* INSTRUCTION *
Restate the whole listing exactly.

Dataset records
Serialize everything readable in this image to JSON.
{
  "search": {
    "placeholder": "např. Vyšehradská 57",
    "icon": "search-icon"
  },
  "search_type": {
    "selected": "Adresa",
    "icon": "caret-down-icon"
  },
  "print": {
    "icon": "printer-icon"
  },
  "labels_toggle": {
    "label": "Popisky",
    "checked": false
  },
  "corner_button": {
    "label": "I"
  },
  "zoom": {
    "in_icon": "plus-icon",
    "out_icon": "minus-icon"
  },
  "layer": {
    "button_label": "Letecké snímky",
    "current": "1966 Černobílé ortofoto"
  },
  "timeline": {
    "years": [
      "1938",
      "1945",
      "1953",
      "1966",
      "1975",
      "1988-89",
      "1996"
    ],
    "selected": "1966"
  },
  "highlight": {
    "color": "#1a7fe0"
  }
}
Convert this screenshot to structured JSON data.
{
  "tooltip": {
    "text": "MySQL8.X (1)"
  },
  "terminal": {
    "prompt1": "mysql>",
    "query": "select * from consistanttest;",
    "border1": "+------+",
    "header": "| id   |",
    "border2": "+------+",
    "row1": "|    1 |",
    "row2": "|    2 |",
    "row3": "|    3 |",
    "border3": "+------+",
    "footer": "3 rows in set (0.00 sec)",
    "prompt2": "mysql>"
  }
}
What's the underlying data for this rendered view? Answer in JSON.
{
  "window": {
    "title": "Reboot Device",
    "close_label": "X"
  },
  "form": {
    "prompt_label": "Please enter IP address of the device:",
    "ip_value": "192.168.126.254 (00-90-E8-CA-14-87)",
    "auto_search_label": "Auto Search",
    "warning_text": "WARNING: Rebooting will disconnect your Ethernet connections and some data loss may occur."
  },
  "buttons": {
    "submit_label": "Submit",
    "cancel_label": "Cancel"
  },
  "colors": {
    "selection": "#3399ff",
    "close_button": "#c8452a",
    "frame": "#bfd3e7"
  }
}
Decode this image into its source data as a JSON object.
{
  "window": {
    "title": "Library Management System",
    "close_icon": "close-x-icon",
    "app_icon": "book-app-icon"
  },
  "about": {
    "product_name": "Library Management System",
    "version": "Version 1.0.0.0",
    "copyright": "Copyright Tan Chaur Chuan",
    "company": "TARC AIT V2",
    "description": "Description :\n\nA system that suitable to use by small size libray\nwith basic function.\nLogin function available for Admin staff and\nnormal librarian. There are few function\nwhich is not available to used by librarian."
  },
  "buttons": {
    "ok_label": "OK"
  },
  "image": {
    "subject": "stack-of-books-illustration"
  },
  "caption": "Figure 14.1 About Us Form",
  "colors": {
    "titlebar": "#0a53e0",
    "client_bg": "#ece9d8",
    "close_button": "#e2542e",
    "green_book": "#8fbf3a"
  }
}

* CORRECT RESULT *
Serialize everything readable in this image to JSON.
{
  "search": {
    "placeholder": "např. Vyšehradská 57",
    "icon": "search-icon"
  },
  "search_type": {
    "selected": "Adresa",
    "icon": "caret-down-icon"
  },
  "print": {
    "icon": "printer-icon"
  },
  "labels_toggle": {
    "label": "Popisky",
    "checked": false
  },
  "corner_button": {
    "label": "I"
  },
  "zoom": {
    "in_icon": "plus-icon",
    "out_icon": "minus-icon"
  },
  "layer": {
    "button_label": "Letecké snímky",
    "current": "1966 Černobílé ortofoto"
  },
  "timeline": {
    "years": [
      "1938",
      "1945",
      "1953",
      "1966",
      "1975",
      "1988-89",
      "1996"
    ],
    "selected": "1966"
  },
  "highlight": {
    "color": "#1a7fe0"
  }
}
Convert this screenshot to structured JSON data.
{
  "tooltip": {
    "text": "MySQL8.X (1)"
  },
  "terminal": {
    "prompt1": "mysql>",
    "query": "select * from consistanttest;",
    "border1": "+------+",
    "header": "| id   |",
    "border2": "+------+",
    "row1": "|    1 |",
    "row2": "|    2 |",
    "row3": "|    3 |",
    "border3": "+------+",
    "footer": "3 rows in set (0.00 sec)",
    "prompt2": "mysql>"
  }
}
What's the underlying data for this rendered view? Answer in JSON.
{
  "window": {
    "title": "Reboot Device",
    "close_label": "X"
  },
  "form": {
    "prompt_label": "Please enter IP address of the device:",
    "ip_value": "192.168.126.254 (00-90-E8-CA-14-87)",
    "auto_search_label": "Auto Search",
    "warning_text": "WARNING: Rebooting will disconnect your Ethernet connections and some data loss may occur."
  },
  "buttons": {
    "submit_label": "Submit",
    "cancel_label": "Cancel"
  },
  "colors": {
    "selection": "#3399ff",
    "close_button": "#c8452a",
    "frame": "#bfd3e7"
  }
}
Decode this image into its source data as a JSON object.
{
  "window": {
    "title": "Library Management System",
    "close_icon": "close-x-icon",
    "app_icon": "book-app-icon"
  },
  "about": {
    "product_name": "Library Management System",
    "version": "Version 1.0.0.0",
    "copyright": "Copyright Tan Chaur Chuan",
    "company": "TARC AIT V2",
    "description": "Description :\n\nA system that suitable to use by small size libray\nwith basic function.\nLogin function available for Admin staff and\nnormal librarian. There are few function\nwhich is not available to used by librarian."
  },
  "buttons": {
    "ok_label": "OK"
  },
  "image": {
    "subject": "stack-of-books-illustration"
  },
  "caption": "Figure 14.1 About Us Form",
  "colors": {
    "titlebar": "#0a53e0",
    "client_bg": "#ece9d8",
    "close_button": "#e2542e",
    "green_book": "#8fbf3a"
  }
}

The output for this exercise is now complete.